§ **Supplied data**
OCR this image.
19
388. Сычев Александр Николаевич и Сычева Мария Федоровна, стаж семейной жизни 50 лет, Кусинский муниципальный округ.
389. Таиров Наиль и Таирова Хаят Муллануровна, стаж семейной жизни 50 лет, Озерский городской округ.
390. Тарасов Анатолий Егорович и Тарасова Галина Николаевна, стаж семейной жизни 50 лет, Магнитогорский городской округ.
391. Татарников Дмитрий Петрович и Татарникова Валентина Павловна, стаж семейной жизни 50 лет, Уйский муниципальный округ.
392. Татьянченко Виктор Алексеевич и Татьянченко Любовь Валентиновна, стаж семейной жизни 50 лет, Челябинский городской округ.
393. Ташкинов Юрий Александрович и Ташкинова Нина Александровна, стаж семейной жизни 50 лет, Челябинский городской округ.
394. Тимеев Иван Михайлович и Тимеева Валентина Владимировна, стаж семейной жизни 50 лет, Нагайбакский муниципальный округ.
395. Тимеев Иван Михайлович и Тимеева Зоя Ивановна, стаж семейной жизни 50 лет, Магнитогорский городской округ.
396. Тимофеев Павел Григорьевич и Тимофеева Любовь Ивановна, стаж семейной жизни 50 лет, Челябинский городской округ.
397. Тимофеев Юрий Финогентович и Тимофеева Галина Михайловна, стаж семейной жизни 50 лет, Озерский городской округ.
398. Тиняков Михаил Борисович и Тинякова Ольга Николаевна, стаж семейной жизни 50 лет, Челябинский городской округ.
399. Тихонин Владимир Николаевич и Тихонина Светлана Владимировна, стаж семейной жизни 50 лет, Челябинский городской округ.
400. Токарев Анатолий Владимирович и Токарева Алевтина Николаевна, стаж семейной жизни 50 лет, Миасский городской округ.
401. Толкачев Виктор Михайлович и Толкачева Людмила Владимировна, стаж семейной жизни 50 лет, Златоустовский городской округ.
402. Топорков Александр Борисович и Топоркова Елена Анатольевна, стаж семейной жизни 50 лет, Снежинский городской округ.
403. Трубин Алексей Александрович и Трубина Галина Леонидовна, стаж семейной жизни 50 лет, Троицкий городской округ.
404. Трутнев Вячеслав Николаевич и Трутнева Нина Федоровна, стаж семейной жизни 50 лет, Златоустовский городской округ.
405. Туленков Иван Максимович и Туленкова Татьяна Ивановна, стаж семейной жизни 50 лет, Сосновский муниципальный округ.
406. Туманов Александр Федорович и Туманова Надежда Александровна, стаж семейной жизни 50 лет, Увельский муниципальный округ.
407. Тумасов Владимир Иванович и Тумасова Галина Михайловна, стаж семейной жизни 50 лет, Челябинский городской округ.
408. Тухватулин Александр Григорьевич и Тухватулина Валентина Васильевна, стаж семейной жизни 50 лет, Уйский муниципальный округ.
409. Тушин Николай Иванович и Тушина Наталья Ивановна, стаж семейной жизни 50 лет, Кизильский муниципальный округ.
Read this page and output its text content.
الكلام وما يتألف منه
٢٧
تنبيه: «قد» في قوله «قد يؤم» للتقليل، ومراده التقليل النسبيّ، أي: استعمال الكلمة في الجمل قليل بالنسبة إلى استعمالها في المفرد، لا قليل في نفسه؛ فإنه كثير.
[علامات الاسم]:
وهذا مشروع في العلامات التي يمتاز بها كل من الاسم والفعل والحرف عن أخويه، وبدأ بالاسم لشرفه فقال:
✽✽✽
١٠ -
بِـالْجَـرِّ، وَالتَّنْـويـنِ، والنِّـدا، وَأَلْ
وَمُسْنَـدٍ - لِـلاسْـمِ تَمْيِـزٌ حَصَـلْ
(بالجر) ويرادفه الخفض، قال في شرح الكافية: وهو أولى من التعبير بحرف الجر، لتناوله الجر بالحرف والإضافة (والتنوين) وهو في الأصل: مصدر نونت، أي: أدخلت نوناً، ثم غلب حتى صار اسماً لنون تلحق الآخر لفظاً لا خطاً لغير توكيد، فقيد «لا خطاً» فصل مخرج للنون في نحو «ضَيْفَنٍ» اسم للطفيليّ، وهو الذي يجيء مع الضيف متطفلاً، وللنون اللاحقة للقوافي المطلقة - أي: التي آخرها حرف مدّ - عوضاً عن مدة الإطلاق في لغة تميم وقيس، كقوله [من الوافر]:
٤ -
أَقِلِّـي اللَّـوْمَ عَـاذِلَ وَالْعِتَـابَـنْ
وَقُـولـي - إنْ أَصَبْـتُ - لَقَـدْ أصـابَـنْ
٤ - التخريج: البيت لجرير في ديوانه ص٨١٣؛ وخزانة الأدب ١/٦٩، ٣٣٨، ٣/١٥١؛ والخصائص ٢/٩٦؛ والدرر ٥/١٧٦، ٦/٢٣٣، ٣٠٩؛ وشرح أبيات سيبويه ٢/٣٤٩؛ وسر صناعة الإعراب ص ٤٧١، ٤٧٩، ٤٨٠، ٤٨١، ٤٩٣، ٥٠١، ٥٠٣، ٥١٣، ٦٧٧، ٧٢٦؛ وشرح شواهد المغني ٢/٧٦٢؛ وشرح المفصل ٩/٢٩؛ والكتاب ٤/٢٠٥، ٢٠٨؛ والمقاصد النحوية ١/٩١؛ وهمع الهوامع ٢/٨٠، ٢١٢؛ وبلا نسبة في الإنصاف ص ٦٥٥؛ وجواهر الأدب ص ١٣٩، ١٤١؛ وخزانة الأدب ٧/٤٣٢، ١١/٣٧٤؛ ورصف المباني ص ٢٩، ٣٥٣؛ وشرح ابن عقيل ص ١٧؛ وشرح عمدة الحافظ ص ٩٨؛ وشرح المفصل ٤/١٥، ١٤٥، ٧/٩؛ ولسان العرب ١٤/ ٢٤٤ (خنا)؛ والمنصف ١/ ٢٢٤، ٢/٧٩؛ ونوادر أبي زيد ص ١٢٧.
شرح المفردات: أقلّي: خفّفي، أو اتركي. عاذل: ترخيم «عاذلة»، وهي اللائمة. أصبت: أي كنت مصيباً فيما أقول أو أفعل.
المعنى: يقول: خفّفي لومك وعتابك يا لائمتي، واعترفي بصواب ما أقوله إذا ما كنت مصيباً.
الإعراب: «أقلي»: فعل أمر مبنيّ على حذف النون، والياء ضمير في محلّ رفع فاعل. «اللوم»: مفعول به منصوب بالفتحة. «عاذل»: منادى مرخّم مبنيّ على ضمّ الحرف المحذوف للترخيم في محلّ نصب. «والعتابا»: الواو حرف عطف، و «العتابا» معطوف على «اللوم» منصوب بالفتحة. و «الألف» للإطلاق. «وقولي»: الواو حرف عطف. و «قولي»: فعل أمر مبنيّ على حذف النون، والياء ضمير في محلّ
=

§ **What you will do**
Output the records above in their entirety, exactly.

§ **Response to this task**
OCR this image.
19
388. Сычев Александр Николаевич и Сычева Мария Федоровна, стаж семейной жизни 50 лет, Кусинский муниципальный округ.
389. Таиров Наиль и Таирова Хаят Муллануровна, стаж семейной жизни 50 лет, Озерский городской округ.
390. Тарасов Анатолий Егорович и Тарасова Галина Николаевна, стаж семейной жизни 50 лет, Магнитогорский городской округ.
391. Татарников Дмитрий Петрович и Татарникова Валентина Павловна, стаж семейной жизни 50 лет, Уйский муниципальный округ.
392. Татьянченко Виктор Алексеевич и Татьянченко Любовь Валентиновна, стаж семейной жизни 50 лет, Челябинский городской округ.
393. Ташкинов Юрий Александрович и Ташкинова Нина Александровна, стаж семейной жизни 50 лет, Челябинский городской округ.
394. Тимеев Иван Михайлович и Тимеева Валентина Владимировна, стаж семейной жизни 50 лет, Нагайбакский муниципальный округ.
395. Тимеев Иван Михайлович и Тимеева Зоя Ивановна, стаж семейной жизни 50 лет, Магнитогорский городской округ.
396. Тимофеев Павел Григорьевич и Тимофеева Любовь Ивановна, стаж семейной жизни 50 лет, Челябинский городской округ.
397. Тимофеев Юрий Финогентович и Тимофеева Галина Михайловна, стаж семейной жизни 50 лет, Озерский городской округ.
398. Тиняков Михаил Борисович и Тинякова Ольга Николаевна, стаж семейной жизни 50 лет, Челябинский городской округ.
399. Тихонин Владимир Николаевич и Тихонина Светлана Владимировна, стаж семейной жизни 50 лет, Челябинский городской округ.
400. Токарев Анатолий Владимирович и Токарева Алевтина Николаевна, стаж семейной жизни 50 лет, Миасский городской округ.
401. Толкачев Виктор Михайлович и Толкачева Людмила Владимировна, стаж семейной жизни 50 лет, Златоустовский городской округ.
402. Топорков Александр Борисович и Топоркова Елена Анатольевна, стаж семейной жизни 50 лет, Снежинский городской округ.
403. Трубин Алексей Александрович и Трубина Галина Леонидовна, стаж семейной жизни 50 лет, Троицкий городской округ.
404. Трутнев Вячеслав Николаевич и Трутнева Нина Федоровна, стаж семейной жизни 50 лет, Златоустовский городской округ.
405. Туленков Иван Максимович и Туленкова Татьяна Ивановна, стаж семейной жизни 50 лет, Сосновский муниципальный округ.
406. Туманов Александр Федорович и Туманова Надежда Александровна, стаж семейной жизни 50 лет, Увельский муниципальный округ.
407. Тумасов Владимир Иванович и Тумасова Галина Михайловна, стаж семейной жизни 50 лет, Челябинский городской округ.
408. Тухватулин Александр Григорьевич и Тухватулина Валентина Васильевна, стаж семейной жизни 50 лет, Уйский муниципальный округ.
409. Тушин Николай Иванович и Тушина Наталья Ивановна, стаж семейной жизни 50 лет, Кизильский муниципальный округ.
Read this page and output its text content.
الكلام وما يتألف منه
٢٧
تنبيه: «قد» في قوله «قد يؤم» للتقليل، ومراده التقليل النسبيّ، أي: استعمال الكلمة في الجمل قليل بالنسبة إلى استعمالها في المفرد، لا قليل في نفسه؛ فإنه كثير.
[علامات الاسم]:
وهذا مشروع في العلامات التي يمتاز بها كل من الاسم والفعل والحرف عن أخويه، وبدأ بالاسم لشرفه فقال:
✽✽✽
١٠ -
بِـالْجَـرِّ، وَالتَّنْـويـنِ، والنِّـدا، وَأَلْ
وَمُسْنَـدٍ - لِـلاسْـمِ تَمْيِـزٌ حَصَـلْ
(بالجر) ويرادفه الخفض، قال في شرح الكافية: وهو أولى من التعبير بحرف الجر، لتناوله الجر بالحرف والإضافة (والتنوين) وهو في الأصل: مصدر نونت، أي: أدخلت نوناً، ثم غلب حتى صار اسماً لنون تلحق الآخر لفظاً لا خطاً لغير توكيد، فقيد «لا خطاً» فصل مخرج للنون في نحو «ضَيْفَنٍ» اسم للطفيليّ، وهو الذي يجيء مع الضيف متطفلاً، وللنون اللاحقة للقوافي المطلقة - أي: التي آخرها حرف مدّ - عوضاً عن مدة الإطلاق في لغة تميم وقيس، كقوله [من الوافر]:
٤ -
أَقِلِّـي اللَّـوْمَ عَـاذِلَ وَالْعِتَـابَـنْ
وَقُـولـي - إنْ أَصَبْـتُ - لَقَـدْ أصـابَـنْ
٤ - التخريج: البيت لجرير في ديوانه ص٨١٣؛ وخزانة الأدب ١/٦٩، ٣٣٨، ٣/١٥١؛ والخصائص ٢/٩٦؛ والدرر ٥/١٧٦، ٦/٢٣٣، ٣٠٩؛ وشرح أبيات سيبويه ٢/٣٤٩؛ وسر صناعة الإعراب ص ٤٧١، ٤٧٩، ٤٨٠، ٤٨١، ٤٩٣، ٥٠١، ٥٠٣، ٥١٣، ٦٧٧، ٧٢٦؛ وشرح شواهد المغني ٢/٧٦٢؛ وشرح المفصل ٩/٢٩؛ والكتاب ٤/٢٠٥، ٢٠٨؛ والمقاصد النحوية ١/٩١؛ وهمع الهوامع ٢/٨٠، ٢١٢؛ وبلا نسبة في الإنصاف ص ٦٥٥؛ وجواهر الأدب ص ١٣٩، ١٤١؛ وخزانة الأدب ٧/٤٣٢، ١١/٣٧٤؛ ورصف المباني ص ٢٩، ٣٥٣؛ وشرح ابن عقيل ص ١٧؛ وشرح عمدة الحافظ ص ٩٨؛ وشرح المفصل ٤/١٥، ١٤٥، ٧/٩؛ ولسان العرب ١٤/ ٢٤٤ (خنا)؛ والمنصف ١/ ٢٢٤، ٢/٧٩؛ ونوادر أبي زيد ص ١٢٧.
شرح المفردات: أقلّي: خفّفي، أو اتركي. عاذل: ترخيم «عاذلة»، وهي اللائمة. أصبت: أي كنت مصيباً فيما أقول أو أفعل.
المعنى: يقول: خفّفي لومك وعتابك يا لائمتي، واعترفي بصواب ما أقوله إذا ما كنت مصيباً.
الإعراب: «أقلي»: فعل أمر مبنيّ على حذف النون، والياء ضمير في محلّ رفع فاعل. «اللوم»: مفعول به منصوب بالفتحة. «عاذل»: منادى مرخّم مبنيّ على ضمّ الحرف المحذوف للترخيم في محلّ نصب. «والعتابا»: الواو حرف عطف، و «العتابا» معطوف على «اللوم» منصوب بالفتحة. و «الألف» للإطلاق. «وقولي»: الواو حرف عطف. و «قولي»: فعل أمر مبنيّ على حذف النون، والياء ضمير في محلّ
=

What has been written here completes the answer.